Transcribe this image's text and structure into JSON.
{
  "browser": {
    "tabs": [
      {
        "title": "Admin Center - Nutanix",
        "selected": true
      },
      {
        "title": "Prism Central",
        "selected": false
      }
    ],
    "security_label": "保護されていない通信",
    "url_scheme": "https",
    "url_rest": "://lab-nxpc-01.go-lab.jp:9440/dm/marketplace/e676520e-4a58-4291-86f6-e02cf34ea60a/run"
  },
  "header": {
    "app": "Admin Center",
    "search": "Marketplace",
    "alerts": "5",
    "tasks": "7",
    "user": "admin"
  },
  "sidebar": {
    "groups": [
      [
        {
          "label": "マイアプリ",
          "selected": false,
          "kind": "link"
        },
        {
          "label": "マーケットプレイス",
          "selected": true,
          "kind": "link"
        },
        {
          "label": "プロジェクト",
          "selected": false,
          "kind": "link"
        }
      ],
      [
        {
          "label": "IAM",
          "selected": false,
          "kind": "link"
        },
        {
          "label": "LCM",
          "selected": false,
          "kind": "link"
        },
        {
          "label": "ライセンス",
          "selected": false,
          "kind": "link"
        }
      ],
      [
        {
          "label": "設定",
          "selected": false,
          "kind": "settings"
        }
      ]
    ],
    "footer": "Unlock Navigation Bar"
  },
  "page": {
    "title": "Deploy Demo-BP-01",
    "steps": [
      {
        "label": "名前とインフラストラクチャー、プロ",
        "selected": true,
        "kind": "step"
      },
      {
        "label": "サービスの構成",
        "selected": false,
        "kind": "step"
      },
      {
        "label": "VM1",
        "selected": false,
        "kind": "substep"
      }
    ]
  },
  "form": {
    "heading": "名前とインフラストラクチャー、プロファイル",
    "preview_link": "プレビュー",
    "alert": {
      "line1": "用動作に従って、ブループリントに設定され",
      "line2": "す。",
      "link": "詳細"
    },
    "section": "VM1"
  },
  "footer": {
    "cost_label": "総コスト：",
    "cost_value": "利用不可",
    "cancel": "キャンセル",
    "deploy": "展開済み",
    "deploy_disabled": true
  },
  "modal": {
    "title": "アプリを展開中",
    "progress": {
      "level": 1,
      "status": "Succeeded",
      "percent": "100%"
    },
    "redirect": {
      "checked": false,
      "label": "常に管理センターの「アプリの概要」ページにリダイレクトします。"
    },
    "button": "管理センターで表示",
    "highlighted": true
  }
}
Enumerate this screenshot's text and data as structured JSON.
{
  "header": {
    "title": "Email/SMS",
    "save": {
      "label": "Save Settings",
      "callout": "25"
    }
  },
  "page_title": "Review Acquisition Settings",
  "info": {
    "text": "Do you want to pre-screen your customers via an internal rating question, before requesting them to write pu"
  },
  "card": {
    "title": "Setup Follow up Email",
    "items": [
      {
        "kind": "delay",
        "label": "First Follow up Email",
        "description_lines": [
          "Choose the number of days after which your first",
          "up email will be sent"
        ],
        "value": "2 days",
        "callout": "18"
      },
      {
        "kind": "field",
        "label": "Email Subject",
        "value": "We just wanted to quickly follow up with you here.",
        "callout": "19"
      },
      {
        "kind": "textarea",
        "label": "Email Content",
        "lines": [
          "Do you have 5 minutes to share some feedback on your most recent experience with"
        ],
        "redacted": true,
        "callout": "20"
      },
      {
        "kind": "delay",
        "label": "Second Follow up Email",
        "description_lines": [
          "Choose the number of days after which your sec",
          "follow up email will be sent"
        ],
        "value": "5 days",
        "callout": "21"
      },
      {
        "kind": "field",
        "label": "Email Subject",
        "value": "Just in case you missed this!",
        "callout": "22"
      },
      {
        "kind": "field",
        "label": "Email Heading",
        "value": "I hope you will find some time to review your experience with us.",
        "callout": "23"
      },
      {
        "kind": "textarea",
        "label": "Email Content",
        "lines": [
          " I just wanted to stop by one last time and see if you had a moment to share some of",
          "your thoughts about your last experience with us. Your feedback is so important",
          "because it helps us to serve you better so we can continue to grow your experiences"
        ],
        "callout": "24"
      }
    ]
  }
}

*****

● **OBJECTIVE**
Repeat the material from above exactly, word for word.

● **ANSWER TO THIS EXERCISE**
Transcribe this image's text and structure into JSON.
{
  "browser": {
    "tabs": [
      {
        "title": "Admin Center - Nutanix",
        "selected": true
      },
      {
        "title": "Prism Central",
        "selected": false
      }
    ],
    "security_label": "保護されていない通信",
    "url_scheme": "https",
    "url_rest": "://lab-nxpc-01.go-lab.jp:9440/dm/marketplace/e676520e-4a58-4291-86f6-e02cf34ea60a/run"
  },
  "header": {
    "app": "Admin Center",
    "search": "Marketplace",
    "alerts": "5",
    "tasks": "7",
    "user": "admin"
  },
  "sidebar": {
    "groups": [
      [
        {
          "label": "マイアプリ",
          "selected": false,
          "kind": "link"
        },
        {
          "label": "マーケットプレイス",
          "selected": true,
          "kind": "link"
        },
        {
          "label": "プロジェクト",
          "selected": false,
          "kind": "link"
        }
      ],
      [
        {
          "label": "IAM",
          "selected": false,
          "kind": "link"
        },
        {
          "label": "LCM",
          "selected": false,
          "kind": "link"
        },
        {
          "label": "ライセンス",
          "selected": false,
          "kind": "link"
        }
      ],
      [
        {
          "label": "設定",
          "selected": false,
          "kind": "settings"
        }
      ]
    ],
    "footer": "Unlock Navigation Bar"
  },
  "page": {
    "title": "Deploy Demo-BP-01",
    "steps": [
      {
        "label": "名前とインフラストラクチャー、プロ",
        "selected": true,
        "kind": "step"
      },
      {
        "label": "サービスの構成",
        "selected": false,
        "kind": "step"
      },
      {
        "label": "VM1",
        "selected": false,
        "kind": "substep"
      }
    ]
  },
  "form": {
    "heading": "名前とインフラストラクチャー、プロファイル",
    "preview_link": "プレビュー",
    "alert": {
      "line1": "用動作に従って、ブループリントに設定され",
      "line2": "す。",
      "link": "詳細"
    },
    "section": "VM1"
  },
  "footer": {
    "cost_label": "総コスト：",
    "cost_value": "利用不可",
    "cancel": "キャンセル",
    "deploy": "展開済み",
    "deploy_disabled": true
  },
  "modal": {
    "title": "アプリを展開中",
    "progress": {
      "level": 1,
      "status": "Succeeded",
      "percent": "100%"
    },
    "redirect": {
      "checked": false,
      "label": "常に管理センターの「アプリの概要」ページにリダイレクトします。"
    },
    "button": "管理センターで表示",
    "highlighted": true
  }
}
Enumerate this screenshot's text and data as structured JSON.
{
  "header": {
    "title": "Email/SMS",
    "save": {
      "label": "Save Settings",
      "callout": "25"
    }
  },
  "page_title": "Review Acquisition Settings",
  "info": {
    "text": "Do you want to pre-screen your customers via an internal rating question, before requesting them to write pu"
  },
  "card": {
    "title": "Setup Follow up Email",
    "items": [
      {
        "kind": "delay",
        "label": "First Follow up Email",
        "description_lines": [
          "Choose the number of days after which your first",
          "up email will be sent"
        ],
        "value": "2 days",
        "callout": "18"
      },
      {
        "kind": "field",
        "label": "Email Subject",
        "value": "We just wanted to quickly follow up with you here.",
        "callout": "19"
      },
      {
        "kind": "textarea",
        "label": "Email Content",
        "lines": [
          "Do you have 5 minutes to share some feedback on your most recent experience with"
        ],
        "redacted": true,
        "callout": "20"
      },
      {
        "kind": "delay",
        "label": "Second Follow up Email",
        "description_lines": [
          "Choose the number of days after which your sec",
          "follow up email will be sent"
        ],
        "value": "5 days",
        "callout": "21"
      },
      {
        "kind": "field",
        "label": "Email Subject",
        "value": "Just in case you missed this!",
        "callout": "22"
      },
      {
        "kind": "field",
        "label": "Email Heading",
        "value": "I hope you will find some time to review your experience with us.",
        "callout": "23"
      },
      {
        "kind": "textarea",
        "label": "Email Content",
        "lines": [
          " I just wanted to stop by one last time and see if you had a moment to share some of",
          "your thoughts about your last experience with us. Your feedback is so important",
          "because it helps us to serve you better so we can continue to grow your experiences"
        ],
        "callout": "24"
      }
    ]
  }
}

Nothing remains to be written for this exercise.